Tokyo Sexwale, Al Sharpton, A.N.R. Robinson and Jack Warner
Event Date: July 29, 2007
Posted: August 06, 2007
The United National Congress Alliance held their Emancipation
Celebrations on Sunday night, 29th July, 2007, featuring special
guests civil rights activist Al Sharpton, and South African
politician and freedom fighter Tokyo Sexwale who spent 13 years in
jail alongside Nelson Mandela under the Apartheid regime.
In Sexwale's delegation were freedom fighter and chairman of the
Association of Ex-Prisoners of Robben Island, David Mois and the
brother of the King of Swaziland, Prince Thumbumuzi Dlamini. In the
audience were former President of Trinidad and Tobago, A.N.R.
Robinson, as well as UNC personalities Kamla Persad-Bissessar, Tim
Goopesingh, Oma Panday and Wade Mark. Thousands of people, many
dressed in African garb, gathered at the Center of Excellence in
Macoya for this event titled "A Gift to the Nation".
The south-based Eniyawa Orisha Group sang several Orisha songs to
start the programme, following which Jack Warner welcomed the
dignitaries and the general audience and introduced the main guest,
the Reverend Al Sharpton, saying that he was a man that fights for
the poor and oppressed and dispossessed, regardless of colour of
skin or race.

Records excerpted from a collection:

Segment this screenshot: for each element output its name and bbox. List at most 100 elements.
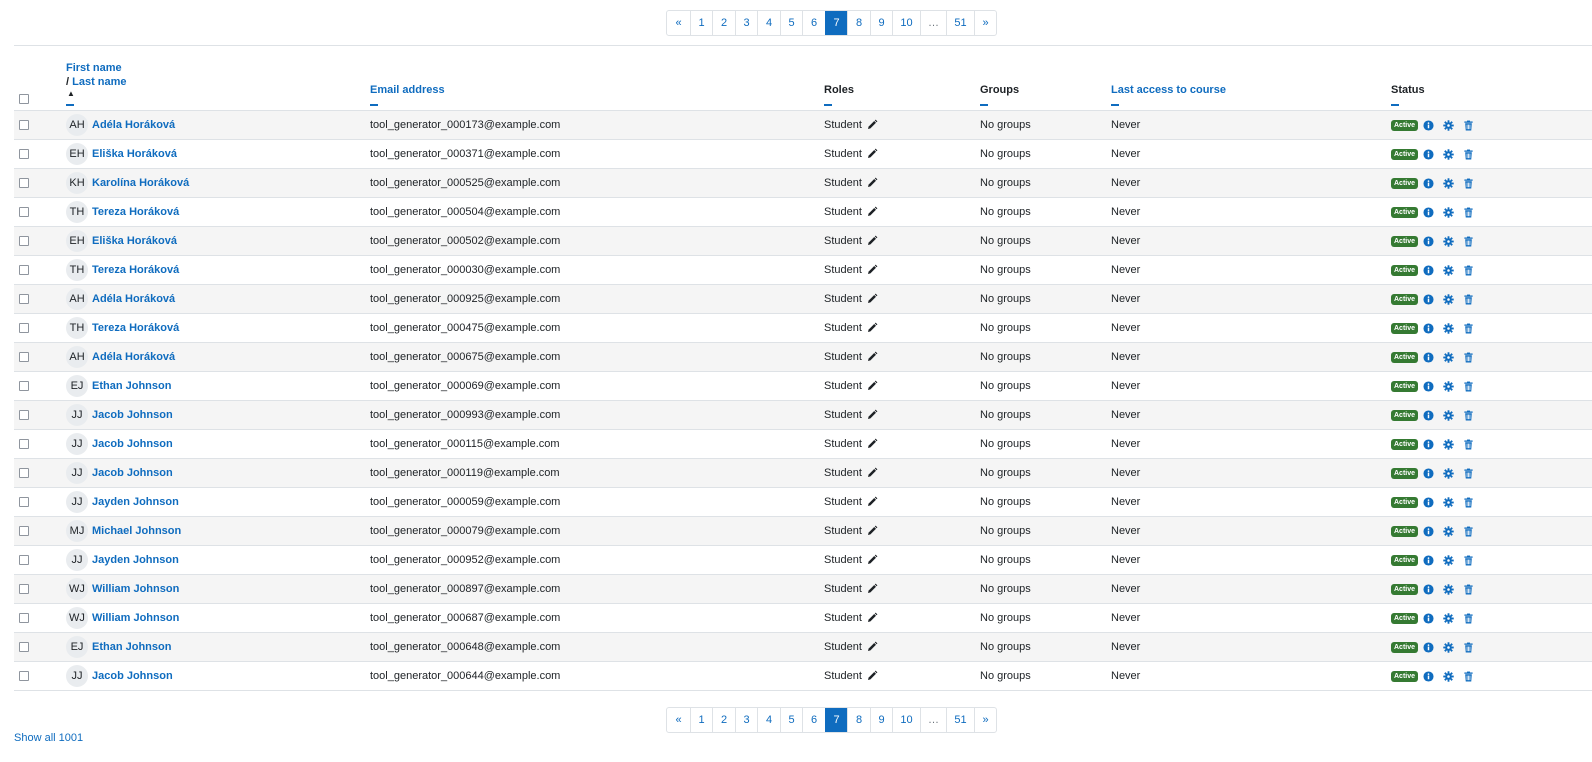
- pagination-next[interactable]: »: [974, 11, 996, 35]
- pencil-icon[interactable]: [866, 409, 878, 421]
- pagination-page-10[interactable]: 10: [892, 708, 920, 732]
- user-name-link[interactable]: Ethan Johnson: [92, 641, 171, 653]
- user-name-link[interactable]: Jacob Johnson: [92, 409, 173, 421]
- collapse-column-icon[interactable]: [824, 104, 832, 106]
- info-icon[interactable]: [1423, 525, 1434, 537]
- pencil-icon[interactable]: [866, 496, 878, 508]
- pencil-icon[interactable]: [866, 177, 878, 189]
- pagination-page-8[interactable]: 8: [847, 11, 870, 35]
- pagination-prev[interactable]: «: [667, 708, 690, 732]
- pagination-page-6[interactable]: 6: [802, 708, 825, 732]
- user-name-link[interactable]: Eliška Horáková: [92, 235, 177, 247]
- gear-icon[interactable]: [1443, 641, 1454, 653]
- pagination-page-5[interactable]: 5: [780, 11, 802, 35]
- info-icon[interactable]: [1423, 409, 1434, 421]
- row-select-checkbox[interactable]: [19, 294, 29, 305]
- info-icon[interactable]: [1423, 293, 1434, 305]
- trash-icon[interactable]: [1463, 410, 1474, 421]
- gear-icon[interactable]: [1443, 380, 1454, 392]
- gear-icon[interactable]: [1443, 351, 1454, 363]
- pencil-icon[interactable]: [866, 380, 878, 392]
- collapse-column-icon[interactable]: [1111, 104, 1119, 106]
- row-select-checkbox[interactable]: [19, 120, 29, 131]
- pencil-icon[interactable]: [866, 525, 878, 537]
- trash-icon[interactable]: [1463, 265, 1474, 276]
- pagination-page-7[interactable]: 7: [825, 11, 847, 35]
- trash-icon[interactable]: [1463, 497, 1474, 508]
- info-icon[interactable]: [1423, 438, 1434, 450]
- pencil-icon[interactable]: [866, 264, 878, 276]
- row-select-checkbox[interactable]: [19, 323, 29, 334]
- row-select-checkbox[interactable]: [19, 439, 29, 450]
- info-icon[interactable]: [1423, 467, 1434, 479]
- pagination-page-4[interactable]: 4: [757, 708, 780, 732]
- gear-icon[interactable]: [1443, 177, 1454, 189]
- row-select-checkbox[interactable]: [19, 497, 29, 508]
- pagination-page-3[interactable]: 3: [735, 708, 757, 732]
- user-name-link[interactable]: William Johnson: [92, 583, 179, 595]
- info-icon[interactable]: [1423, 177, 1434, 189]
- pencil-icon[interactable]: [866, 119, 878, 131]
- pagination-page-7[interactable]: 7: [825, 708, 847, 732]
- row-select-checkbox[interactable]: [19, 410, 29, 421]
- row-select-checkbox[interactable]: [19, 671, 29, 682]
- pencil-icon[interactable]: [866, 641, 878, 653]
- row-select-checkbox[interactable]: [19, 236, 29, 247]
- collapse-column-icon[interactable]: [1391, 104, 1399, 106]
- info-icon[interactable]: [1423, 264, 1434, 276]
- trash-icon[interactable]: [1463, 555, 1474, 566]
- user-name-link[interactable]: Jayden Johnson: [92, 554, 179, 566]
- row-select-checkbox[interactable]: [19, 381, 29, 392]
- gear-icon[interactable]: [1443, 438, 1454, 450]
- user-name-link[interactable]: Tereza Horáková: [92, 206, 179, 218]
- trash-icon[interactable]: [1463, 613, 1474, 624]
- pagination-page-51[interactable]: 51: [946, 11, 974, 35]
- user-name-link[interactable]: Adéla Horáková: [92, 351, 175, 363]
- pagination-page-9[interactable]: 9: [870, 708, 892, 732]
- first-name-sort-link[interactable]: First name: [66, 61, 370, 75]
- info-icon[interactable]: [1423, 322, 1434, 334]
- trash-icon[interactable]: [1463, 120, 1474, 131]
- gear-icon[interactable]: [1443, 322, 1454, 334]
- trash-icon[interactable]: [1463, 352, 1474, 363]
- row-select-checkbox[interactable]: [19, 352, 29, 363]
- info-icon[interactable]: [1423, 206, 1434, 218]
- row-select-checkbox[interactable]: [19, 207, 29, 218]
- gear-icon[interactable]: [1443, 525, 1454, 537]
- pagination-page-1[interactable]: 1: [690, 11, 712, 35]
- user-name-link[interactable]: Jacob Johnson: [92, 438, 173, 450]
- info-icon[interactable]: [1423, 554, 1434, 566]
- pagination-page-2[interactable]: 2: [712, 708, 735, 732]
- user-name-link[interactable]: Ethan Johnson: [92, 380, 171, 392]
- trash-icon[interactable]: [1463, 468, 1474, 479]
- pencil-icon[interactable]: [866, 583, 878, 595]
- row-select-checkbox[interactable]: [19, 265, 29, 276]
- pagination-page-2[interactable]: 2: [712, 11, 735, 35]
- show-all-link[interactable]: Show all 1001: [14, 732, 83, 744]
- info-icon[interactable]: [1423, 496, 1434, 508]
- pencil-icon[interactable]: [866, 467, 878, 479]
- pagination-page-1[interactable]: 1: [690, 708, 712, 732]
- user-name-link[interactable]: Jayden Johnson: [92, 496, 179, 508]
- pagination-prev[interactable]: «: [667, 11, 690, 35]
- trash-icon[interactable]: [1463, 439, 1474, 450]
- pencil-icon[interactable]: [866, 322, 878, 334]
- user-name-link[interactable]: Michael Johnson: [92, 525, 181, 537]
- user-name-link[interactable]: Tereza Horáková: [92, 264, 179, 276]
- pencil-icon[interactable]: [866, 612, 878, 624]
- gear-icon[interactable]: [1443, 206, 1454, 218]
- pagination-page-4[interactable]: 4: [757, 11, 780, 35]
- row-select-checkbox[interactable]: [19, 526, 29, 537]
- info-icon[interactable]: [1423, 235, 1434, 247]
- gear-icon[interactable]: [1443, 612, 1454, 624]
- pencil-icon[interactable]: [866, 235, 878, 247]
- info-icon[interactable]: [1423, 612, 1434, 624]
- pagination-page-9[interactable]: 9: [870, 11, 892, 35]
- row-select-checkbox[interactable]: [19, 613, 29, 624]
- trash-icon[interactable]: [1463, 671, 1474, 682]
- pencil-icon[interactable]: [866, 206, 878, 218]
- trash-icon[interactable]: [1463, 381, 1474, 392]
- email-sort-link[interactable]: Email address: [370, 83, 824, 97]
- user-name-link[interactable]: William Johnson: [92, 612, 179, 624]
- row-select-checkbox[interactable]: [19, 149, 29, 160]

**WORK INSTRUCTIONS**
1 - Answer these questions using the event report:
(a) How many years did Tokyo Sexwale spend in jail alongside Nelson Mandela?
(b) At what venue did the crowd gather for the event?
(c) Which group sang Orisha songs to open the programme?
2 - In the records, take the lines from the one with "11, 996, 35]" up to and including the one with "641, 171, 653]". Replace "pencil-icon" with "edit-icon" and return only those lines.

**EXPECTED OUTPUTS**
1 -
(a) 13 years.
(b) The Center of Excellence in Macoya.
(c) The south-based Eniyawa Orisha Group.

2 -
- pagination-next[interactable]: »: [974, 11, 996, 35]
- edit-icon[interactable]: [866, 409, 878, 421]
- pagination-page-10[interactable]: 10: [892, 708, 920, 732]
- user-name-link[interactable]: Ethan Johnson: [92, 641, 171, 653]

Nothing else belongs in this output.